--- Start ---
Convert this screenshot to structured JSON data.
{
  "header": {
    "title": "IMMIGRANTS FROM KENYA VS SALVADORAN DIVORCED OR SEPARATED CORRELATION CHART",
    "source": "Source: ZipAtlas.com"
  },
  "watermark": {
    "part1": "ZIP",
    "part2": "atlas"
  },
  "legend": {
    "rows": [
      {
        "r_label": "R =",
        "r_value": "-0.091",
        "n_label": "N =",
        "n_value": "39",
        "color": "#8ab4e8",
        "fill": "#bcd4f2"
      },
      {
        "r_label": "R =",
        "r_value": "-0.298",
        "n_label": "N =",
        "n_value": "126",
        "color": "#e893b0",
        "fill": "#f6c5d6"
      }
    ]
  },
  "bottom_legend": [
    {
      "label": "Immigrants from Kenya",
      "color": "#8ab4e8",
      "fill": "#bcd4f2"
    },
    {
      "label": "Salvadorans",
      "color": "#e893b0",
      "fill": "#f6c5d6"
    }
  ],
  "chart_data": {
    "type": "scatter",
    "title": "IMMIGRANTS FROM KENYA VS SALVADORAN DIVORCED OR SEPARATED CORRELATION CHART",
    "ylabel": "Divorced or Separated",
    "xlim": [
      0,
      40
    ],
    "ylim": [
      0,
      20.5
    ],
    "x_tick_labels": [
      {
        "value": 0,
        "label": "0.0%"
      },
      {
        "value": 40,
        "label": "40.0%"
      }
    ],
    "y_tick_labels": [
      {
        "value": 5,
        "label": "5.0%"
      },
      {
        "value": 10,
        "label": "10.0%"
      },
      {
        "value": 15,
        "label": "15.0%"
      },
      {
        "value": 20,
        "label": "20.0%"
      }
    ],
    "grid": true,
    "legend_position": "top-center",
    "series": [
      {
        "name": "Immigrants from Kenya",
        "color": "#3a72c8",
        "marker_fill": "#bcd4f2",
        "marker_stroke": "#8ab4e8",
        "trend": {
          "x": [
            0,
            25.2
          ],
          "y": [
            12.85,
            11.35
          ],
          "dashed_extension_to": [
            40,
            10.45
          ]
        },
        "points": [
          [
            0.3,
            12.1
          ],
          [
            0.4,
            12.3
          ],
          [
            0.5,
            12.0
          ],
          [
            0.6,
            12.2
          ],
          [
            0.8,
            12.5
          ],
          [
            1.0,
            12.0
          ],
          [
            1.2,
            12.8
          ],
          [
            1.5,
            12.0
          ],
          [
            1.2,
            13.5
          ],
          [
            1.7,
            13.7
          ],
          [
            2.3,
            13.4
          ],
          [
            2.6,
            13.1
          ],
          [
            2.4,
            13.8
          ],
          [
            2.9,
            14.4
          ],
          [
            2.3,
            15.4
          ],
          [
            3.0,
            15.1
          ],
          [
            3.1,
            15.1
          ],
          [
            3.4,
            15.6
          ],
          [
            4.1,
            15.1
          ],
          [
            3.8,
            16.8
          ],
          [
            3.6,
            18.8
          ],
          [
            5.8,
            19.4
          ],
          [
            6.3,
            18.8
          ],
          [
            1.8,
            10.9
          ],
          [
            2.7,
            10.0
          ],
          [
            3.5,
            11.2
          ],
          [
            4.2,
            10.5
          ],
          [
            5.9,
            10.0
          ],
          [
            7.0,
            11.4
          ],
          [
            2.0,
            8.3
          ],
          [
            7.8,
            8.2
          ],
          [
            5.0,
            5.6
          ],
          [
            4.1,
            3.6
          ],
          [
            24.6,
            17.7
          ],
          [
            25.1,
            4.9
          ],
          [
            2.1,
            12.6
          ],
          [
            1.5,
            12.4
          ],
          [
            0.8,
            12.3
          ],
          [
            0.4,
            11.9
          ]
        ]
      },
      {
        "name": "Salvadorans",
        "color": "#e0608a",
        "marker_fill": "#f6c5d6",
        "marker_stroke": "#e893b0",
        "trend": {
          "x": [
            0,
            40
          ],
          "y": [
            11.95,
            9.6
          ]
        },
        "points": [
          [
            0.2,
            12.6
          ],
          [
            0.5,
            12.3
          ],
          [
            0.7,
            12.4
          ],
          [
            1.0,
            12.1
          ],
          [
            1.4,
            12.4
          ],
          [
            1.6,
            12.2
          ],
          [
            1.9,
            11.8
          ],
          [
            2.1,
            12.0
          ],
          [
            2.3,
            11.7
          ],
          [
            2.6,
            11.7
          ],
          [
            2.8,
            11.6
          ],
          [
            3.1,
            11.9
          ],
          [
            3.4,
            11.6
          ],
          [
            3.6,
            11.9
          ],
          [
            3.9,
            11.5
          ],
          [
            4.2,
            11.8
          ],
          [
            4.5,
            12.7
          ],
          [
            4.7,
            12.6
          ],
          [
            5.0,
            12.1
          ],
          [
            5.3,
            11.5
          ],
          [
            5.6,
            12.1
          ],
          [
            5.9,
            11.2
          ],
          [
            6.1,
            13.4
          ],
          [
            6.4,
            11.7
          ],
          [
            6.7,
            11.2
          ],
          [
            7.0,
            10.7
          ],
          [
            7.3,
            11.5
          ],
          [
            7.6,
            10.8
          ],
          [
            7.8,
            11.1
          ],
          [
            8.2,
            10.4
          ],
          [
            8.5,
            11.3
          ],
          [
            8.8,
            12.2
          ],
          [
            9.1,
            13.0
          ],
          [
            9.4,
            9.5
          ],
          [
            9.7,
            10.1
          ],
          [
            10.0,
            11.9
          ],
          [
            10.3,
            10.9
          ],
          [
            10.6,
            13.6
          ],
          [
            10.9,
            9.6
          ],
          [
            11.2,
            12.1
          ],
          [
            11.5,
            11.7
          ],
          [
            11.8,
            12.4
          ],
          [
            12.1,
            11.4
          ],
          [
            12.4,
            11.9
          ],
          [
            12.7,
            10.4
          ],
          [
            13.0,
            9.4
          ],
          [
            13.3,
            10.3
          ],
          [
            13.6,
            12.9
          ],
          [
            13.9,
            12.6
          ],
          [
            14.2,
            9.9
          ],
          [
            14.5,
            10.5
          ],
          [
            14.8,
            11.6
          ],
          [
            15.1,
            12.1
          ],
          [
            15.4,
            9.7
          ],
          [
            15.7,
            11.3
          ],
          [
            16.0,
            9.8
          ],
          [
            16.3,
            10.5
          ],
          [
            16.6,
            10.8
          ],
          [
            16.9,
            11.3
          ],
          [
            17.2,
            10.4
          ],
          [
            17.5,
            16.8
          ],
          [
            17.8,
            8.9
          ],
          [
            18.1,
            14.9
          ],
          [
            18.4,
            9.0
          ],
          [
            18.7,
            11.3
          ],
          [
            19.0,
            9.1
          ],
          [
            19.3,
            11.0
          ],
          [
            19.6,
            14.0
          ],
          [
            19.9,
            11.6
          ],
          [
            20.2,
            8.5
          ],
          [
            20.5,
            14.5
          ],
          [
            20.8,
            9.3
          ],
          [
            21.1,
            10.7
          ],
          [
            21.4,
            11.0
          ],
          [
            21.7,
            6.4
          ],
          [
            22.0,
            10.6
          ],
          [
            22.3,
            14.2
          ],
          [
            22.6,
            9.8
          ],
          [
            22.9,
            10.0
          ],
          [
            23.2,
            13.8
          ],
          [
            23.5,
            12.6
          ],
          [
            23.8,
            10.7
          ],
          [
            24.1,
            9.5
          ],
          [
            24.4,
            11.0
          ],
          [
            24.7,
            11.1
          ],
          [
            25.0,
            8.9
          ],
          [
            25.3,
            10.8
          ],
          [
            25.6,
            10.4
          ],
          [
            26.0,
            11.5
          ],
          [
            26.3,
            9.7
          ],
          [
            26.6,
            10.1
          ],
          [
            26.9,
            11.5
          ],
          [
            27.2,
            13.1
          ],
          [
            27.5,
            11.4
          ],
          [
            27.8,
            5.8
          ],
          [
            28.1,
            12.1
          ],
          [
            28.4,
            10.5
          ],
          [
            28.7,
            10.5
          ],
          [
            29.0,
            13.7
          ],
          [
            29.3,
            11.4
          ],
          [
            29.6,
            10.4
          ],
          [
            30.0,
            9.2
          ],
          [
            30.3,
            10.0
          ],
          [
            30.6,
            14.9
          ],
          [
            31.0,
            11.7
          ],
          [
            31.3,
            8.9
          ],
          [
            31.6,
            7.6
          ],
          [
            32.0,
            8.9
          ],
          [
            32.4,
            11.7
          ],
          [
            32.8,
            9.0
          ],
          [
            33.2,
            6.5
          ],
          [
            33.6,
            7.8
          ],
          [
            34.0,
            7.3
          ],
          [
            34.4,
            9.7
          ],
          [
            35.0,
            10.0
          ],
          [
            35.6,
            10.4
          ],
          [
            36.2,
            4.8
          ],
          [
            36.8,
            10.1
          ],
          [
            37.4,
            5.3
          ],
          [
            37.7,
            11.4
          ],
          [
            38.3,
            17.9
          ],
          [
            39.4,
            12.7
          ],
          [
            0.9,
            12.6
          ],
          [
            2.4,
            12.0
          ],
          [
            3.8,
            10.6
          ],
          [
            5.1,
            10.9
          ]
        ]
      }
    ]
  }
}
--- End ---
AIM: Find the lines above that contain the word "color" and collect them.

RESULT BELOW:
        "color": "#8ab4e8",
        "color": "#e893b0",
      "color": "#8ab4e8",
      "color": "#e893b0",
        "color": "#3a72c8",
        "color": "#e0608a",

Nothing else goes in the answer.